• _Your goal_:
Give the entries again exactly, every one of them.

═══

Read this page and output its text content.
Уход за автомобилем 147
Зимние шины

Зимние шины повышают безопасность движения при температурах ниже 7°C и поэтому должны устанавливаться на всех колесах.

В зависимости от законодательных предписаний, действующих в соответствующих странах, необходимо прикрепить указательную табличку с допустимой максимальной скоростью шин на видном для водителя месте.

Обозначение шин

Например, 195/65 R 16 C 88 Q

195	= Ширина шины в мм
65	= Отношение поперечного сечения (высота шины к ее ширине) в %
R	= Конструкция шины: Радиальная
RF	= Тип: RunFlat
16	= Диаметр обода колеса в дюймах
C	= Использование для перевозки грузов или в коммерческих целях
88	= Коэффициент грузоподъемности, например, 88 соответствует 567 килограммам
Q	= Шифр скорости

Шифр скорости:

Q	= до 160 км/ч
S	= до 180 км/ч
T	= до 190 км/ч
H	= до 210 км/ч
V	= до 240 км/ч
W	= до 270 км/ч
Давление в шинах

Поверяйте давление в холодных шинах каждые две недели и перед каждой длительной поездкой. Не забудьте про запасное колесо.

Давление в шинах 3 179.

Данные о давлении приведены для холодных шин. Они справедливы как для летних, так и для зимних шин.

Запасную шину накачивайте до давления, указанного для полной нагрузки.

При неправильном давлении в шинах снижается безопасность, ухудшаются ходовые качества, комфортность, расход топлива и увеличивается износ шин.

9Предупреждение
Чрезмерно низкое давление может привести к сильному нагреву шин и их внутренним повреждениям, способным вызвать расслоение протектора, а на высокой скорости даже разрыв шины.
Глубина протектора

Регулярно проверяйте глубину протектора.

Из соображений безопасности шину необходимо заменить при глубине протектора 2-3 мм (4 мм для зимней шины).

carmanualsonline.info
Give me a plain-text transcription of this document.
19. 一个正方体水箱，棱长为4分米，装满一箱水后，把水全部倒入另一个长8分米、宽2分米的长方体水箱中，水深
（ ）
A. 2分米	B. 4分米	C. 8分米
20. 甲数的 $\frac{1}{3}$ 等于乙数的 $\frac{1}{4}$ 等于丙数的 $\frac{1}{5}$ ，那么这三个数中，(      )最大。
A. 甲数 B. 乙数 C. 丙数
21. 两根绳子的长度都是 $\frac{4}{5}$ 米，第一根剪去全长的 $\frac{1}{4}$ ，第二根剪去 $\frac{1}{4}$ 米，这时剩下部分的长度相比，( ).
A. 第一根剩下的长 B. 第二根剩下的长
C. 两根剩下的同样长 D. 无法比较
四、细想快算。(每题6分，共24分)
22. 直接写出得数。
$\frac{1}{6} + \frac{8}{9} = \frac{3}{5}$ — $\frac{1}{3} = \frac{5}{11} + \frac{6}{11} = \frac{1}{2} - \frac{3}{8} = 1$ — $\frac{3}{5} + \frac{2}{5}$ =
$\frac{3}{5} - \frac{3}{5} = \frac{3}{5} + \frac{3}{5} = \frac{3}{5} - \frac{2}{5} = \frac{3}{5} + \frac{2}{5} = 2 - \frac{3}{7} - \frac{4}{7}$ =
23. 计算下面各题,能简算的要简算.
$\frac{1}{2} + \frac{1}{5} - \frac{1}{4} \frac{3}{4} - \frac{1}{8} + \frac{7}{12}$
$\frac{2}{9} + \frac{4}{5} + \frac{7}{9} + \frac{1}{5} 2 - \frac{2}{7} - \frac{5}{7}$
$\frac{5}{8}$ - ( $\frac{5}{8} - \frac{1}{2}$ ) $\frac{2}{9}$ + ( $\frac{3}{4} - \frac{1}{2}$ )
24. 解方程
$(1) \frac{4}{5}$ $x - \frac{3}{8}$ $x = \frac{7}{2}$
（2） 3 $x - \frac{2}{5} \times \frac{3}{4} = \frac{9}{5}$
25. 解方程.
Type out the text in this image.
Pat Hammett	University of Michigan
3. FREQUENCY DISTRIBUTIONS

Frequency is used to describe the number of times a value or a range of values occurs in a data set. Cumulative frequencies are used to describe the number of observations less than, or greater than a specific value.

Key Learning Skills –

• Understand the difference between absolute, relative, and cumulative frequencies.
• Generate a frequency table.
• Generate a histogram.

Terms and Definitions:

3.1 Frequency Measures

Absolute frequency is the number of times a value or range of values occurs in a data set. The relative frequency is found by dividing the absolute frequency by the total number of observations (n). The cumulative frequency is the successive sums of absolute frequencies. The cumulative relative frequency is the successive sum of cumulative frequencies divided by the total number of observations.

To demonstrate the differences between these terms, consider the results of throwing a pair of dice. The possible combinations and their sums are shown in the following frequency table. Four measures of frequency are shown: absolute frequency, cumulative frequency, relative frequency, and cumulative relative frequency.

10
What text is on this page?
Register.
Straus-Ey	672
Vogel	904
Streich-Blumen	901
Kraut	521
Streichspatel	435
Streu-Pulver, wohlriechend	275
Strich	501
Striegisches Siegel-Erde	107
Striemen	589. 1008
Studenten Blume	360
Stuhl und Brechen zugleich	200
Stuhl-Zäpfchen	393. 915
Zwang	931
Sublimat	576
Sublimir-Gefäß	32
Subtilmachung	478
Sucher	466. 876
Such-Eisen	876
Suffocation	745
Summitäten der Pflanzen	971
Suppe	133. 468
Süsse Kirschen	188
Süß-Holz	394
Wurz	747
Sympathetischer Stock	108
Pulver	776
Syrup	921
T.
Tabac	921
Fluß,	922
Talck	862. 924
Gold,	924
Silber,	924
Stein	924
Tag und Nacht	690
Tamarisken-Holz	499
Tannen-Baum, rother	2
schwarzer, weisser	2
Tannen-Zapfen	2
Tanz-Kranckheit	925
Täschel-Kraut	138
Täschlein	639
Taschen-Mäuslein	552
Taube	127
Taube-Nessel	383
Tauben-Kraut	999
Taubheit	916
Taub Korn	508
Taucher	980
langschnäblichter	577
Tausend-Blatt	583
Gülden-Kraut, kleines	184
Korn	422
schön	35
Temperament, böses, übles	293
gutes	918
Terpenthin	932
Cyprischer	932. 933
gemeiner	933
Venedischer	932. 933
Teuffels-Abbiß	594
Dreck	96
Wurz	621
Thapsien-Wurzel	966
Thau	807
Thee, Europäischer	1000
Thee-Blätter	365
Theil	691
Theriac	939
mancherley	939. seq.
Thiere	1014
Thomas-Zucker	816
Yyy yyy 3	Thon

═══

• _Output of the task_:
Read this page and output its text content.
Уход за автомобилем 147
Зимние шины

Зимние шины повышают безопасность движения при температурах ниже 7°C и поэтому должны устанавливаться на всех колесах.

В зависимости от законодательных предписаний, действующих в соответствующих странах, необходимо прикрепить указательную табличку с допустимой максимальной скоростью шин на видном для водителя месте.

Обозначение шин

Например, 195/65 R 16 C 88 Q

195	= Ширина шины в мм
65	= Отношение поперечного сечения (высота шины к ее ширине) в %
R	= Конструкция шины: Радиальная
RF	= Тип: RunFlat
16	= Диаметр обода колеса в дюймах
C	= Использование для перевозки грузов или в коммерческих целях
88	= Коэффициент грузоподъемности, например, 88 соответствует 567 килограммам
Q	= Шифр скорости

Шифр скорости:

Q	= до 160 км/ч
S	= до 180 км/ч
T	= до 190 км/ч
H	= до 210 км/ч
V	= до 240 км/ч
W	= до 270 км/ч
Давление в шинах

Поверяйте давление в холодных шинах каждые две недели и перед каждой длительной поездкой. Не забудьте про запасное колесо.

Давление в шинах 3 179.

Данные о давлении приведены для холодных шин. Они справедливы как для летних, так и для зимних шин.

Запасную шину накачивайте до давления, указанного для полной нагрузки.

При неправильном давлении в шинах снижается безопасность, ухудшаются ходовые качества, комфортность, расход топлива и увеличивается износ шин.

9Предупреждение
Чрезмерно низкое давление может привести к сильному нагреву шин и их внутренним повреждениям, способным вызвать расслоение протектора, а на высокой скорости даже разрыв шины.
Глубина протектора

Регулярно проверяйте глубину протектора.

Из соображений безопасности шину необходимо заменить при глубине протектора 2-3 мм (4 мм для зимней шины).

carmanualsonline.info
Give me a plain-text transcription of this document.
19. 一个正方体水箱，棱长为4分米，装满一箱水后，把水全部倒入另一个长8分米、宽2分米的长方体水箱中，水深
（ ）
A. 2分米	B. 4分米	C. 8分米
20. 甲数的 $\frac{1}{3}$ 等于乙数的 $\frac{1}{4}$ 等于丙数的 $\frac{1}{5}$ ，那么这三个数中，(      )最大。
A. 甲数 B. 乙数 C. 丙数
21. 两根绳子的长度都是 $\frac{4}{5}$ 米，第一根剪去全长的 $\frac{1}{4}$ ，第二根剪去 $\frac{1}{4}$ 米，这时剩下部分的长度相比，( ).
A. 第一根剩下的长 B. 第二根剩下的长
C. 两根剩下的同样长 D. 无法比较
四、细想快算。(每题6分，共24分)
22. 直接写出得数。
$\frac{1}{6} + \frac{8}{9} = \frac{3}{5}$ — $\frac{1}{3} = \frac{5}{11} + \frac{6}{11} = \frac{1}{2} - \frac{3}{8} = 1$ — $\frac{3}{5} + \frac{2}{5}$ =
$\frac{3}{5} - \frac{3}{5} = \frac{3}{5} + \frac{3}{5} = \frac{3}{5} - \frac{2}{5} = \frac{3}{5} + \frac{2}{5} = 2 - \frac{3}{7} - \frac{4}{7}$ =
23. 计算下面各题,能简算的要简算.
$\frac{1}{2} + \frac{1}{5} - \frac{1}{4} \frac{3}{4} - \frac{1}{8} + \frac{7}{12}$
$\frac{2}{9} + \frac{4}{5} + \frac{7}{9} + \frac{1}{5} 2 - \frac{2}{7} - \frac{5}{7}$
$\frac{5}{8}$ - ( $\frac{5}{8} - \frac{1}{2}$ ) $\frac{2}{9}$ + ( $\frac{3}{4} - \frac{1}{2}$ )
24. 解方程
$(1) \frac{4}{5}$ $x - \frac{3}{8}$ $x = \frac{7}{2}$
（2） 3 $x - \frac{2}{5} \times \frac{3}{4} = \frac{9}{5}$
25. 解方程.
Type out the text in this image.
Pat Hammett	University of Michigan
3. FREQUENCY DISTRIBUTIONS

Frequency is used to describe the number of times a value or a range of values occurs in a data set. Cumulative frequencies are used to describe the number of observations less than, or greater than a specific value.

Key Learning Skills –

• Understand the difference between absolute, relative, and cumulative frequencies.
• Generate a frequency table.
• Generate a histogram.

Terms and Definitions:

3.1 Frequency Measures

Absolute frequency is the number of times a value or range of values occurs in a data set. The relative frequency is found by dividing the absolute frequency by the total number of observations (n). The cumulative frequency is the successive sums of absolute frequencies. The cumulative relative frequency is the successive sum of cumulative frequencies divided by the total number of observations.

To demonstrate the differences between these terms, consider the results of throwing a pair of dice. The possible combinations and their sums are shown in the following frequency table. Four measures of frequency are shown: absolute frequency, cumulative frequency, relative frequency, and cumulative relative frequency.

10
What text is on this page?
Register.
Straus-Ey	672
Vogel	904
Streich-Blumen	901
Kraut	521
Streichspatel	435
Streu-Pulver, wohlriechend	275
Strich	501
Striegisches Siegel-Erde	107
Striemen	589. 1008
Studenten Blume	360
Stuhl und Brechen zugleich	200
Stuhl-Zäpfchen	393. 915
Zwang	931
Sublimat	576
Sublimir-Gefäß	32
Subtilmachung	478
Sucher	466. 876
Such-Eisen	876
Suffocation	745
Summitäten der Pflanzen	971
Suppe	133. 468
Süsse Kirschen	188
Süß-Holz	394
Wurz	747
Sympathetischer Stock	108
Pulver	776
Syrup	921
T.
Tabac	921
Fluß,	922
Talck	862. 924
Gold,	924
Silber,	924
Stein	924
Tag und Nacht	690
Tamarisken-Holz	499
Tannen-Baum, rother	2
schwarzer, weisser	2
Tannen-Zapfen	2
Tanz-Kranckheit	925
Täschel-Kraut	138
Täschlein	639
Taschen-Mäuslein	552
Taube	127
Taube-Nessel	383
Tauben-Kraut	999
Taubheit	916
Taub Korn	508
Taucher	980
langschnäblichter	577
Tausend-Blatt	583
Gülden-Kraut, kleines	184
Korn	422
schön	35
Temperament, böses, übles	293
gutes	918
Terpenthin	932
Cyprischer	932. 933
gemeiner	933
Venedischer	932. 933
Teuffels-Abbiß	594
Dreck	96
Wurz	621
Thapsien-Wurzel	966
Thau	807
Thee, Europäischer	1000
Thee-Blätter	365
Theil	691
Theriac	939
mancherley	939. seq.
Thiere	1014
Thomas-Zucker	816
Yyy yyy 3	Thon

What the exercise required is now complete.